> Requirements
Count each line in which the word "impact" appears. Reply with the total and nothing more.

◇ ◇ ◇

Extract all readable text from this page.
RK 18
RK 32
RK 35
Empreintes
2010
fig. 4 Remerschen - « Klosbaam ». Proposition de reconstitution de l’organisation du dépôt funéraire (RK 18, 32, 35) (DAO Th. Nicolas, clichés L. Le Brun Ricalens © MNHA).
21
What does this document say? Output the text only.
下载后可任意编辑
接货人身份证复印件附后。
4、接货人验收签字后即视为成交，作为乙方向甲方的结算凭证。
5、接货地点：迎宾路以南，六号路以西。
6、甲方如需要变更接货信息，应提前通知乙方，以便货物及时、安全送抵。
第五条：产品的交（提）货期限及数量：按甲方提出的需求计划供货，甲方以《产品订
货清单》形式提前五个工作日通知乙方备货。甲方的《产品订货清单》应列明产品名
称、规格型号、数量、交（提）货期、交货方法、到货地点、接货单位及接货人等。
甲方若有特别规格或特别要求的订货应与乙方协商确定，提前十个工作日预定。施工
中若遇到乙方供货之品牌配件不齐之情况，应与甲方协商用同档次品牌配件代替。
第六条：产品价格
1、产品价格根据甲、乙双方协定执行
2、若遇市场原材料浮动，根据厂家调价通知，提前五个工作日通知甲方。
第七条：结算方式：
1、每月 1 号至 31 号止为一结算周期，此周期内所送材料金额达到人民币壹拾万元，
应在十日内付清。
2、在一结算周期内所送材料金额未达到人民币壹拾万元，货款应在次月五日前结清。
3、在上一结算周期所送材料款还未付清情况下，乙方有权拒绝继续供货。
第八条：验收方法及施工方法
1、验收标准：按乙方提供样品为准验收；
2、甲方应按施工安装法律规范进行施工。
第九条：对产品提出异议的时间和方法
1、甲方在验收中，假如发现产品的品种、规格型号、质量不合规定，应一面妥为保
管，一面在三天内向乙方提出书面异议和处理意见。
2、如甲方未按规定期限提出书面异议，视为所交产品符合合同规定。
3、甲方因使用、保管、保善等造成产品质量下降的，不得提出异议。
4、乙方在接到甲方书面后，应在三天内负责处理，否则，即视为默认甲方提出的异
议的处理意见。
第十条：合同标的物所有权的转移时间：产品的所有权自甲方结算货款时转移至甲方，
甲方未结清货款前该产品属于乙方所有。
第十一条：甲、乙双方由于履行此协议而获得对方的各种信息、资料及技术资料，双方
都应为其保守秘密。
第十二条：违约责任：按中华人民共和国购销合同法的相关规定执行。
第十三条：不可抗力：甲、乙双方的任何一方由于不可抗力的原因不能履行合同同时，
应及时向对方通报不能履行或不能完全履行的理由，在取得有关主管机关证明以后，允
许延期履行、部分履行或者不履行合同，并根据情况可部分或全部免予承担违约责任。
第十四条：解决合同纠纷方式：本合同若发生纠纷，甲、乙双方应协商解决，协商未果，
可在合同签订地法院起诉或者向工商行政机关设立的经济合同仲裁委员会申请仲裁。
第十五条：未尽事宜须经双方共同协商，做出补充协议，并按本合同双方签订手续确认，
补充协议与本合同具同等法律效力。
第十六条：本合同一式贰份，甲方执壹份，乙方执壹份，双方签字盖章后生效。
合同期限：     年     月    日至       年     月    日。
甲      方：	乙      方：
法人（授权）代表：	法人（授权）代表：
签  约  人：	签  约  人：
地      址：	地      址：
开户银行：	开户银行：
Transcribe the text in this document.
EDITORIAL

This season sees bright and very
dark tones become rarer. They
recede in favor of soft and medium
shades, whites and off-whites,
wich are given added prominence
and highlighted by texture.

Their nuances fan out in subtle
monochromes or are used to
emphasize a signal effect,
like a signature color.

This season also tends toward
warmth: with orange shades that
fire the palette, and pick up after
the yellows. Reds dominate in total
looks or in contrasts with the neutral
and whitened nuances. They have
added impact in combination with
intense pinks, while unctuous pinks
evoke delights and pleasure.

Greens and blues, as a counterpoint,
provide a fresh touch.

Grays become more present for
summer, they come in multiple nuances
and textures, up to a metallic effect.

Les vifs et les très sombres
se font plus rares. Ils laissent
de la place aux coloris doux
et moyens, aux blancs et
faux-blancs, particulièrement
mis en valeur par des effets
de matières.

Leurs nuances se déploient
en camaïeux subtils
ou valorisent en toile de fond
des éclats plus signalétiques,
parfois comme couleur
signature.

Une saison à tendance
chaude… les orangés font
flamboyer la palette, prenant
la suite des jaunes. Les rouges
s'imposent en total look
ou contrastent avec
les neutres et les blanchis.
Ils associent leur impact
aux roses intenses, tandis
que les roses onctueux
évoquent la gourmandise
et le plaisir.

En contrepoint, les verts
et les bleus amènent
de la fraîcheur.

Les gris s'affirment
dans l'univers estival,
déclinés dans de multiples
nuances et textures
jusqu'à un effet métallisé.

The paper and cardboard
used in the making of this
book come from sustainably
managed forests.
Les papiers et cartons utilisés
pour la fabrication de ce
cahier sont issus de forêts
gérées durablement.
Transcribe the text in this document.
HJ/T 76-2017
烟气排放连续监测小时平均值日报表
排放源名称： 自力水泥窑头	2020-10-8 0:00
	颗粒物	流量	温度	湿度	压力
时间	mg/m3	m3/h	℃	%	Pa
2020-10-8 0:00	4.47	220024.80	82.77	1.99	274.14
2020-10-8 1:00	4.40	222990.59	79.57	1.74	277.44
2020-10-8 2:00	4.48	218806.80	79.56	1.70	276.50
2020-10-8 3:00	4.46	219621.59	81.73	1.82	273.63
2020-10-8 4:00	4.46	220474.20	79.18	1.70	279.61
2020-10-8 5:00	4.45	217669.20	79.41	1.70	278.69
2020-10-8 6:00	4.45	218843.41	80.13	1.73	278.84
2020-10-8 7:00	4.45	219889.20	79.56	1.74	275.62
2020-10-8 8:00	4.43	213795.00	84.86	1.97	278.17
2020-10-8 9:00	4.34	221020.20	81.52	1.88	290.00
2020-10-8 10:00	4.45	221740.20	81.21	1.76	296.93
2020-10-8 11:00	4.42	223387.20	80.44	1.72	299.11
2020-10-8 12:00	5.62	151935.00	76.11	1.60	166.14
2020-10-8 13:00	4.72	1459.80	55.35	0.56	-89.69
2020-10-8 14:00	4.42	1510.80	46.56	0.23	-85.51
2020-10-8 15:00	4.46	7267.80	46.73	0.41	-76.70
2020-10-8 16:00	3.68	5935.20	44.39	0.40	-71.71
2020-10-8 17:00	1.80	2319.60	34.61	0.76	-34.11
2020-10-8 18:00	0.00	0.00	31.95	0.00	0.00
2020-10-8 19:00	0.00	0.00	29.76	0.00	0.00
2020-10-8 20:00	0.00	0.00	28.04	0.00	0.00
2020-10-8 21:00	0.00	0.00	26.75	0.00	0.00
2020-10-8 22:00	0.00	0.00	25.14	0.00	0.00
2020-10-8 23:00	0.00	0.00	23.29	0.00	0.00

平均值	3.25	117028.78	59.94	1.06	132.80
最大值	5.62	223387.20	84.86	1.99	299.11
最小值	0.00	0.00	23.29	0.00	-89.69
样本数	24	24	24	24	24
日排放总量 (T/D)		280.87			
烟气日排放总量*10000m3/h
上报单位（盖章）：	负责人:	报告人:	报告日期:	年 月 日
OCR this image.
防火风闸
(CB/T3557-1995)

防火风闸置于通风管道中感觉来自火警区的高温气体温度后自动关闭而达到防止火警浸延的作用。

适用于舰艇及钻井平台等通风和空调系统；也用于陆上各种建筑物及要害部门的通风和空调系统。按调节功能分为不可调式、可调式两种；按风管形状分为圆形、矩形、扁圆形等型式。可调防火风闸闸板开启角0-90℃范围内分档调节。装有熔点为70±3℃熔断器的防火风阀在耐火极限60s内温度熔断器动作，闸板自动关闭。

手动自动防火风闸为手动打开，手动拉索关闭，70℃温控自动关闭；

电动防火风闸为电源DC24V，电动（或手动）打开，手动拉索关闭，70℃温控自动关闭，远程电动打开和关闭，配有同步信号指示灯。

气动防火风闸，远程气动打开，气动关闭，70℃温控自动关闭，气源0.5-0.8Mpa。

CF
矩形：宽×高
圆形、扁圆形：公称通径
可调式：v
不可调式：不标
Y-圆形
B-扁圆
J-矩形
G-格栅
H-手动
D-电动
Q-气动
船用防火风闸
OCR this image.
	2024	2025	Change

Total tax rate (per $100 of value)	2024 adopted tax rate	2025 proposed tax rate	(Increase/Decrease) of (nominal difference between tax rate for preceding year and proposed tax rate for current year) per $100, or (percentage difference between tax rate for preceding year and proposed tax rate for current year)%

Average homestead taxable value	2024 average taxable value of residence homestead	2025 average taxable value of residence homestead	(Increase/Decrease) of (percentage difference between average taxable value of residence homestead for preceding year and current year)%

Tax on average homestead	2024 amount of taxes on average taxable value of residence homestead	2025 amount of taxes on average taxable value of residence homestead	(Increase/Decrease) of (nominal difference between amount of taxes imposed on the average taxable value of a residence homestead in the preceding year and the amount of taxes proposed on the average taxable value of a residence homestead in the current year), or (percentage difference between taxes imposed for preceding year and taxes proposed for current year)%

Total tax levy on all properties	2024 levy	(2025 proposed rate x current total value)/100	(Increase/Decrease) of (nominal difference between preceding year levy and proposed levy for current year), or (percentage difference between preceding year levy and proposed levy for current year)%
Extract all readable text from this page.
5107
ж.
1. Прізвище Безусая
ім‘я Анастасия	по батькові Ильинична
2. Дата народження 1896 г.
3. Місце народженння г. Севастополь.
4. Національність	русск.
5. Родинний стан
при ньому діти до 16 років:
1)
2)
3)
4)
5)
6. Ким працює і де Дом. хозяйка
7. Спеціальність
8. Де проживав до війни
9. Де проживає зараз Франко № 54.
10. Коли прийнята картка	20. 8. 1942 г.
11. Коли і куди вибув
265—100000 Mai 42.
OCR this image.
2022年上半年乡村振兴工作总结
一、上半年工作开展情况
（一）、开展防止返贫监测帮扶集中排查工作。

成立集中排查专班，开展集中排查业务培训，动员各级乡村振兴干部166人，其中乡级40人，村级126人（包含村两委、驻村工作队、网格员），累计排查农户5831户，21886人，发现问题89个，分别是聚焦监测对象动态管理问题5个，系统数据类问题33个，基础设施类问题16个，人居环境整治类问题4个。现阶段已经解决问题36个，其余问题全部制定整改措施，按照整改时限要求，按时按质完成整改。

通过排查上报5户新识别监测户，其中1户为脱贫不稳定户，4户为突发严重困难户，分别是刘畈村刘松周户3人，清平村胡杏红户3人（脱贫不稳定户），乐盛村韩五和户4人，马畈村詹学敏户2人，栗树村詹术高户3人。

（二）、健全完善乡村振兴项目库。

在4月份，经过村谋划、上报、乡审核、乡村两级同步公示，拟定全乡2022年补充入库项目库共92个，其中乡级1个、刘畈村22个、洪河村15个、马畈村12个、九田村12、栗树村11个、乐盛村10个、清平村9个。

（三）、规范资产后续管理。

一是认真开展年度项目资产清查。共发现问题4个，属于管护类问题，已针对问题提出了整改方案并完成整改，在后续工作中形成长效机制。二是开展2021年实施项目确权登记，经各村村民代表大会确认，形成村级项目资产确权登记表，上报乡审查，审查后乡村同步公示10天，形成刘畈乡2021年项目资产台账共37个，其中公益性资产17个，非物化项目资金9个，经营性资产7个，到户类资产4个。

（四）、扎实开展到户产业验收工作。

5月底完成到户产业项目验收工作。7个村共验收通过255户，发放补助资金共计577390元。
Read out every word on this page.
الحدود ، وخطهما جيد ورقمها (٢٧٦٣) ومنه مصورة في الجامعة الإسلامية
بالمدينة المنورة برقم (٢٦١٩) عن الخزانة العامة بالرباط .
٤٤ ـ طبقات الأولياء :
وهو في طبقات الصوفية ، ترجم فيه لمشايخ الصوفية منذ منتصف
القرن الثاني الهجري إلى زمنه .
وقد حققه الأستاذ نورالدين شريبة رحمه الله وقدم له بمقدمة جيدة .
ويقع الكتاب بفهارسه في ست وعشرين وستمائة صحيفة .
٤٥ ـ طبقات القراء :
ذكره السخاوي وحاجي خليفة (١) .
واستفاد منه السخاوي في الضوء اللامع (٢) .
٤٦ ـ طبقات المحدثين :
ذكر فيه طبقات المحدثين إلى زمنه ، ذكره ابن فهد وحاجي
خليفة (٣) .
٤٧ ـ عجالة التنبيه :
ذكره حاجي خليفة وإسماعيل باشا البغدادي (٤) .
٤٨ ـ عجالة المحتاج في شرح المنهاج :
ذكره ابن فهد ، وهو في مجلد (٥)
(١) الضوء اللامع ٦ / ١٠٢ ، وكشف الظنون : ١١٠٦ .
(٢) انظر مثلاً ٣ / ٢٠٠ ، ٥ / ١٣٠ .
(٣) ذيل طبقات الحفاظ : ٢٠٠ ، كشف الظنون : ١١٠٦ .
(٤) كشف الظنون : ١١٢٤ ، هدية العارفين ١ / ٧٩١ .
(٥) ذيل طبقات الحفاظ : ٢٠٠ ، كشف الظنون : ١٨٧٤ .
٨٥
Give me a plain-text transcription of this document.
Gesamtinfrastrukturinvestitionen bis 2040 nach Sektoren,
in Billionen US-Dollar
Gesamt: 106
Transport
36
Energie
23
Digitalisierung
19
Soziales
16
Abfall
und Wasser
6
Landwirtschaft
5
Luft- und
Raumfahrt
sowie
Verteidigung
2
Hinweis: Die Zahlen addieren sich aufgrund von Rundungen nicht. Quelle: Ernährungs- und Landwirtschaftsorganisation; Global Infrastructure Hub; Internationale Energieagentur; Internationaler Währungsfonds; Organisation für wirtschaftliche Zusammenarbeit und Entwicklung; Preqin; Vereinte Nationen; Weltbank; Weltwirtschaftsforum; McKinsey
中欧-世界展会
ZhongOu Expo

◇ ◇ ◇

> Solution below
2